— Start of Page —

10-03-2011

Holiday home in Sajima

Yasutaka Yoshimura,

Tokyo, Japan,

Housing, Ville,

Cement, Glass,

Interior Design,

In Yasutaka, a tourist resort not far from Tokyo, a home on the waterfront stands out for its windows, each different in shape, as in an infants’ shape sorter. Designed as a home for brief holidays, the building features a dance of floor and wall covering materials on the inside.



Holiday home in Sajima In architecture, perspective is everything. The angle from which we look at things makes a big difference in everyday life, and even more so in architecture. The importance to contemporary society of the act of viewing a work of architecture, art or design, which in turn becomes art, is revealed by the undeniable process of image literacy which we are now undergoing. Much more than through a code such as a drawing of a building, a plan or cross-section, it is through photographic interpretation that we are now able to judge a construction, even if our judgement is rather superficial.

— End of Page —
— Start of Listed entries —

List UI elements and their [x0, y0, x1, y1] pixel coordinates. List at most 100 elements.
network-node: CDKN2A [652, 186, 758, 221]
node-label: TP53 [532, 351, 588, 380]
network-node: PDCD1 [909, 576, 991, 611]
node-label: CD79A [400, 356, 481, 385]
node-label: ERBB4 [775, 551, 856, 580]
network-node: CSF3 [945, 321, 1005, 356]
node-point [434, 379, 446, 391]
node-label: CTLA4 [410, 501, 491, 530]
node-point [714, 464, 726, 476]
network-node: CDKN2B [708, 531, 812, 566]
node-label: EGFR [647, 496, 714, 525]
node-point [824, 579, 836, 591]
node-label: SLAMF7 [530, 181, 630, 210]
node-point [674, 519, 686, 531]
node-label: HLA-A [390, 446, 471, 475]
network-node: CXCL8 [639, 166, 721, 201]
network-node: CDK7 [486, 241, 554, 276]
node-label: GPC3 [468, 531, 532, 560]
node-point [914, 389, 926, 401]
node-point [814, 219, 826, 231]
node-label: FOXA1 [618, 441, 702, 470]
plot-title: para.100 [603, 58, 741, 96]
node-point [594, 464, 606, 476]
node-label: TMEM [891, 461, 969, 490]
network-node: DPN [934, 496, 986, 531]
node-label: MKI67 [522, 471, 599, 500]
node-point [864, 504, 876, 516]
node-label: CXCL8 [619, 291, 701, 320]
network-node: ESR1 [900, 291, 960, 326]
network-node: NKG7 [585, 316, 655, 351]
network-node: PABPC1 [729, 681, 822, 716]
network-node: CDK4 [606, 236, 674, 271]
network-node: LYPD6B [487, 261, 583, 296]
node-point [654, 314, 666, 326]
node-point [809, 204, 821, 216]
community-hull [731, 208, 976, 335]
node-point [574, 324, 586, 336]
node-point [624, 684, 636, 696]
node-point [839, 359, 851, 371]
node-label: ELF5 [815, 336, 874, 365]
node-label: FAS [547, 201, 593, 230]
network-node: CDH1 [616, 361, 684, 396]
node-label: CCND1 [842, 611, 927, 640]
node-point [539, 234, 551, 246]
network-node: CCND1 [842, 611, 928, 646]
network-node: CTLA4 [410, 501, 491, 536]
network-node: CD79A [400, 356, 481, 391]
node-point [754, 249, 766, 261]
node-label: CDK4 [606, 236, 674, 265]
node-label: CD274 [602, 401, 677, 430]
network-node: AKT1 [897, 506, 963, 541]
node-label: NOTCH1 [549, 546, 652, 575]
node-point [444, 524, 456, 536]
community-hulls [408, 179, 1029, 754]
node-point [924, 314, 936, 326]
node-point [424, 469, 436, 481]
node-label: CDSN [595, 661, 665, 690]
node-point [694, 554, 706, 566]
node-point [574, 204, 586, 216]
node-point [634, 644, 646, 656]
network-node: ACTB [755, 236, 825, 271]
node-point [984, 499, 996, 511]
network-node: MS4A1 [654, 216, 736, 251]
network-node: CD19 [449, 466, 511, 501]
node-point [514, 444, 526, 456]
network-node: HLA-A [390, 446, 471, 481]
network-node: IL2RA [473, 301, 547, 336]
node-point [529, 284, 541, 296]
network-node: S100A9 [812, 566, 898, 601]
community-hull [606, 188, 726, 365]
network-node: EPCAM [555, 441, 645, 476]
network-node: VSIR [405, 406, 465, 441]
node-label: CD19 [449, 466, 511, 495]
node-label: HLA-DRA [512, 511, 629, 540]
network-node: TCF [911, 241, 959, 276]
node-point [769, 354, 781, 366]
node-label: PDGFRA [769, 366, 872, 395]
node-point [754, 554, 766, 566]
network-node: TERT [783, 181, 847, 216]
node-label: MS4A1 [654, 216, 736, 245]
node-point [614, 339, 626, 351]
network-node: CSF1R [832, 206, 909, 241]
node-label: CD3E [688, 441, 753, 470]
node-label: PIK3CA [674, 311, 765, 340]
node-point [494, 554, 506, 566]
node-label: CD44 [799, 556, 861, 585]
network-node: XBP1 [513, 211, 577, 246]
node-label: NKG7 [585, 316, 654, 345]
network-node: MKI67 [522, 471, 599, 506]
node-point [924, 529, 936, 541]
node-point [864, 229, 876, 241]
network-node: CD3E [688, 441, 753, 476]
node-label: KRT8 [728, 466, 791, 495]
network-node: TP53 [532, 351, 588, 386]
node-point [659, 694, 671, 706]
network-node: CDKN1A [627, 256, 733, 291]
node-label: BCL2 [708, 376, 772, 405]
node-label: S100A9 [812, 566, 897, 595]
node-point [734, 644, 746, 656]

— End of Listed entries —

Given instruction.
Copy the passage of the Sajima holiday home article that begins with the words containing "Holiday home in Sajima In" and ends with "is rather superficial.". These records were taken from a source other than the text.

Expected output.
Holiday home in Sajima In architecture, perspective is everything. The angle from which we look at things makes a big difference in everyday life, and even more so in architecture. The importance to contemporary society of the act of viewing a work of architecture, art or design, which in turn becomes art, is revealed by the undeniable process of image literacy which we are now undergoing. Much more than through a code such as a drawing of a building, a plan or cross-section, it is through photographic interpretation that we are now able to judge a construction, even if our judgement is rather superficial.